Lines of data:
# # # #

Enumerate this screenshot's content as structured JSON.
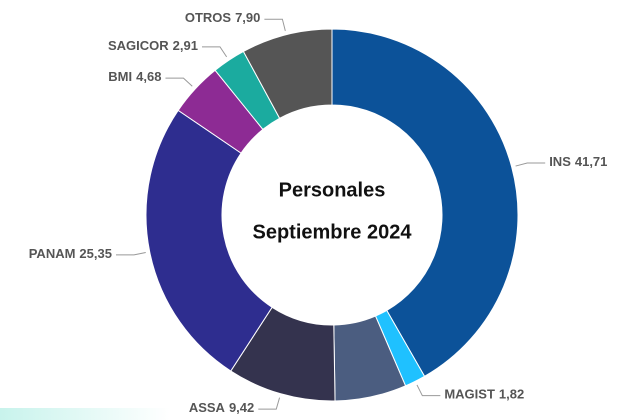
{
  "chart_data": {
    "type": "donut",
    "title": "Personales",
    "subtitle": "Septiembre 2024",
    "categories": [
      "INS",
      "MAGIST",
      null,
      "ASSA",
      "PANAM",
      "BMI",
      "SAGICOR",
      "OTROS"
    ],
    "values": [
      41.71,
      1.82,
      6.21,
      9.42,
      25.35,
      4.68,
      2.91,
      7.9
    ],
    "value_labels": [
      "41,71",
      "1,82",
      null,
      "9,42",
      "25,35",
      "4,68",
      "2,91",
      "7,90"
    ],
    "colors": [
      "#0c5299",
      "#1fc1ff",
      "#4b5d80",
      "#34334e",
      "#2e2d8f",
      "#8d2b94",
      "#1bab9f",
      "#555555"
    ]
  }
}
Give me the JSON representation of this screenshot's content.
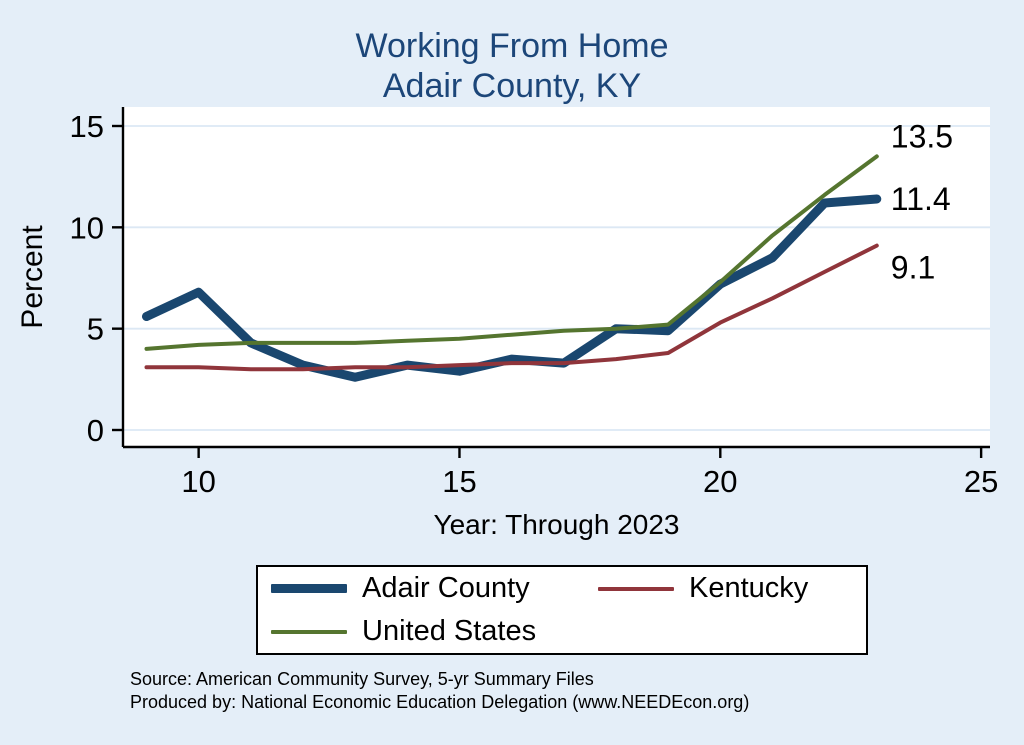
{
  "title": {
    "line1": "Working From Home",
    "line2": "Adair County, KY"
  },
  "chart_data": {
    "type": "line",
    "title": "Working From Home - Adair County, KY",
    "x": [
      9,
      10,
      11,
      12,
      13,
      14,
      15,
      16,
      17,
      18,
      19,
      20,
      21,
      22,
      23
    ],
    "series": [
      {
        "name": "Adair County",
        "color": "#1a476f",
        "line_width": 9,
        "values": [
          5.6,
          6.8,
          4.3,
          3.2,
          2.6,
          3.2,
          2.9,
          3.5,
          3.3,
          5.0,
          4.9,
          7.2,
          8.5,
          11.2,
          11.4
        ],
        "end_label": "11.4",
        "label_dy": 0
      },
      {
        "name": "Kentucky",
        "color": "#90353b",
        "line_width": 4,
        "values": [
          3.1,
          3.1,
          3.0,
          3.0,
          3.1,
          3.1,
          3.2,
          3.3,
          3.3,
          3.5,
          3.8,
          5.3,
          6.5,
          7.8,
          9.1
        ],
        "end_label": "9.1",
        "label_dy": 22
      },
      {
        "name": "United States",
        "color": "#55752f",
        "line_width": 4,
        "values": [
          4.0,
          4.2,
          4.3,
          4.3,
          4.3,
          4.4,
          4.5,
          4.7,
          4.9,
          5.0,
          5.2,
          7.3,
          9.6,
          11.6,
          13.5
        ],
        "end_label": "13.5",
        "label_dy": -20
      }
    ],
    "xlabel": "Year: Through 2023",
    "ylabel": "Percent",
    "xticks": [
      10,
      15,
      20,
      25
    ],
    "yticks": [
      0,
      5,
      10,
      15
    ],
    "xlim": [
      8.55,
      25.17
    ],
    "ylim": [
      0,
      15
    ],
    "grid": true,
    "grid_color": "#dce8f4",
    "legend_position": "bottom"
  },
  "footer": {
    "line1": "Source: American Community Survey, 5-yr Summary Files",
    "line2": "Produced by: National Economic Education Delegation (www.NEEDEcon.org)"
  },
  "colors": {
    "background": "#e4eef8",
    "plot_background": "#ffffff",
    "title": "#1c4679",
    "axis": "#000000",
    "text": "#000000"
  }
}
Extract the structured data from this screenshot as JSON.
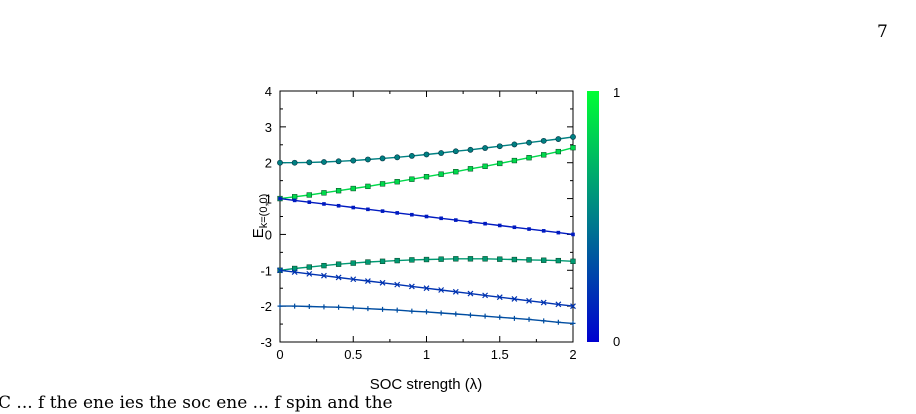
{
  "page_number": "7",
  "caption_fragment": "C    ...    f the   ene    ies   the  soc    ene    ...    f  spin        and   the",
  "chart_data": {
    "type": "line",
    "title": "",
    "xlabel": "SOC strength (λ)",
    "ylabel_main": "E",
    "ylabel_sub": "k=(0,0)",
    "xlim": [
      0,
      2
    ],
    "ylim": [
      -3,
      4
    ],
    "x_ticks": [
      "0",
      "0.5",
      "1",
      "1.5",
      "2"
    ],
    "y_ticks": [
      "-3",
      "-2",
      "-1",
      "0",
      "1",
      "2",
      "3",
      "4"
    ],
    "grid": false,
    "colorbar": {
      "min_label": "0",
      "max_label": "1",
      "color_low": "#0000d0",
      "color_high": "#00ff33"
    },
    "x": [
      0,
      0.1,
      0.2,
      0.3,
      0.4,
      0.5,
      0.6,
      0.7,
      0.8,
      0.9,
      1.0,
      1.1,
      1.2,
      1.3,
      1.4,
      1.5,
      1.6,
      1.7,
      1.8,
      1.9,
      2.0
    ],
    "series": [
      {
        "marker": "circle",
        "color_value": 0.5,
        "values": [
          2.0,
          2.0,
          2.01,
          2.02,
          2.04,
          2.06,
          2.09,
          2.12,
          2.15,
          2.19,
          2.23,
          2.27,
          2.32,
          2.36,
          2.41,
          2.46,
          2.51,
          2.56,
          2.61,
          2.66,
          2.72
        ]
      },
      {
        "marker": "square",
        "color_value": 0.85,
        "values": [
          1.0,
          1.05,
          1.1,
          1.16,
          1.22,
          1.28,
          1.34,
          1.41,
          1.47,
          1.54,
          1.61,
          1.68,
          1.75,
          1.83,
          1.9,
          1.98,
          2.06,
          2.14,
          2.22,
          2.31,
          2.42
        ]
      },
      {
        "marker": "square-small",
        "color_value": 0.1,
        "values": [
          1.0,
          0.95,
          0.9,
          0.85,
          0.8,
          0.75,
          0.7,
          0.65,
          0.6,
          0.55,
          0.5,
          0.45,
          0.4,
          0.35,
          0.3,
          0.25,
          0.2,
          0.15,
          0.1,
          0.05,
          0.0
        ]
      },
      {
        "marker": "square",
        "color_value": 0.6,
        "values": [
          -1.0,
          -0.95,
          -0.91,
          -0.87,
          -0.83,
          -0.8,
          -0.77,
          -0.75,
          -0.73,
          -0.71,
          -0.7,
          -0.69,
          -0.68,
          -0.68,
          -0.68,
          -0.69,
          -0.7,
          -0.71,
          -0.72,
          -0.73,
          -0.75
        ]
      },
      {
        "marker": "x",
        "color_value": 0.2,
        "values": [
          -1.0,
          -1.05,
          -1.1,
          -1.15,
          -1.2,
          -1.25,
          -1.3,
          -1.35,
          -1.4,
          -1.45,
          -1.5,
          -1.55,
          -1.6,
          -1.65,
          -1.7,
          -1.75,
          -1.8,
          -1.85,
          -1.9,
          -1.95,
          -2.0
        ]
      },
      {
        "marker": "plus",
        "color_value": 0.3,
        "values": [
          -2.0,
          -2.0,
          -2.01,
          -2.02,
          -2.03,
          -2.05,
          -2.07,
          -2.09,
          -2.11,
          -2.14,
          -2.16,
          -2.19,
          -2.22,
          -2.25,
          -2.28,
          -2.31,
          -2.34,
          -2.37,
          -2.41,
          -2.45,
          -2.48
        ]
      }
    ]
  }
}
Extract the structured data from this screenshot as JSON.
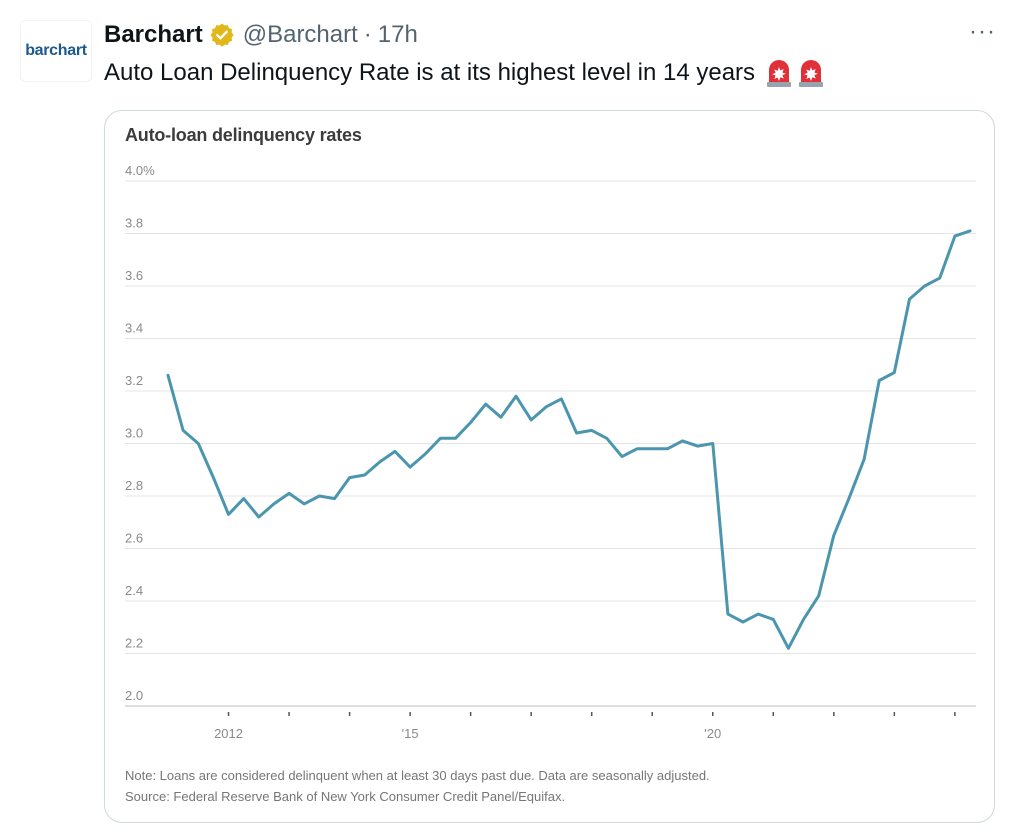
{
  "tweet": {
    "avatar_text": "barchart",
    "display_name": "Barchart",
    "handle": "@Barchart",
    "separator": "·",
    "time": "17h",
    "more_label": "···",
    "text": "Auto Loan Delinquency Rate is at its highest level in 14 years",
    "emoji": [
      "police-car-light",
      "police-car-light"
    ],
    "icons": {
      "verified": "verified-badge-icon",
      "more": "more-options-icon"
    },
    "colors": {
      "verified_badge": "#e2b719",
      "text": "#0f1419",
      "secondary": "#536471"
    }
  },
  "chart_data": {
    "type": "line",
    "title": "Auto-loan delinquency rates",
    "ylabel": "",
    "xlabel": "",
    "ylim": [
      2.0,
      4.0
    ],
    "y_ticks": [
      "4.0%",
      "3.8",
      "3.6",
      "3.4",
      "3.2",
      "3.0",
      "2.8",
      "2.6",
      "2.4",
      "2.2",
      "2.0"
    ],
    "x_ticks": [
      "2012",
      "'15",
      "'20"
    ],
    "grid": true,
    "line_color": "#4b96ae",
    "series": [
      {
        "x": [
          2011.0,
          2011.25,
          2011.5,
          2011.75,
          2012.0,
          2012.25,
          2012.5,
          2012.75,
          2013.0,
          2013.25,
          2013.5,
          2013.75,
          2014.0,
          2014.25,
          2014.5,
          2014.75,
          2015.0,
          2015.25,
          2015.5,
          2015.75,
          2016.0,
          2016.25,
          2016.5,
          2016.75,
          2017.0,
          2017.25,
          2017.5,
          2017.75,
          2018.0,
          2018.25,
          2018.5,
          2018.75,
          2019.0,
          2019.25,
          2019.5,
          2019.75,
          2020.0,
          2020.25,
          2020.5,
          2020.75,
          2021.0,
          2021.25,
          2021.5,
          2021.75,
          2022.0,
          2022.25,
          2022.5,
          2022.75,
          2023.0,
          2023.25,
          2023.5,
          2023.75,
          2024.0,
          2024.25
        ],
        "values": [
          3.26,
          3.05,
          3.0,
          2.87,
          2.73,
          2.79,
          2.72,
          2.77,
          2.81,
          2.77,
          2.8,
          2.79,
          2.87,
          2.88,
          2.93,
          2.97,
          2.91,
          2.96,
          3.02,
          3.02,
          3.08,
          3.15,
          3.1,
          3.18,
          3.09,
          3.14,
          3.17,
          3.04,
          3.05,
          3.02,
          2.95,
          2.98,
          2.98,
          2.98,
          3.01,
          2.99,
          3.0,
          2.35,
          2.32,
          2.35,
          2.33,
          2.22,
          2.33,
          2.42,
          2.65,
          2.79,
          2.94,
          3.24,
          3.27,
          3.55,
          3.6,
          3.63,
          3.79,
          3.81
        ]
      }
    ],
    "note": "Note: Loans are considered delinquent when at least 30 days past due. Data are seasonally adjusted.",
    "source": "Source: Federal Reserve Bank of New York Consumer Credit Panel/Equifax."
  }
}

# # # #

Task to carry out
Looking back at the lines above, state how many contain the word "marker", and supply nothing besides the number.

Exercise response
6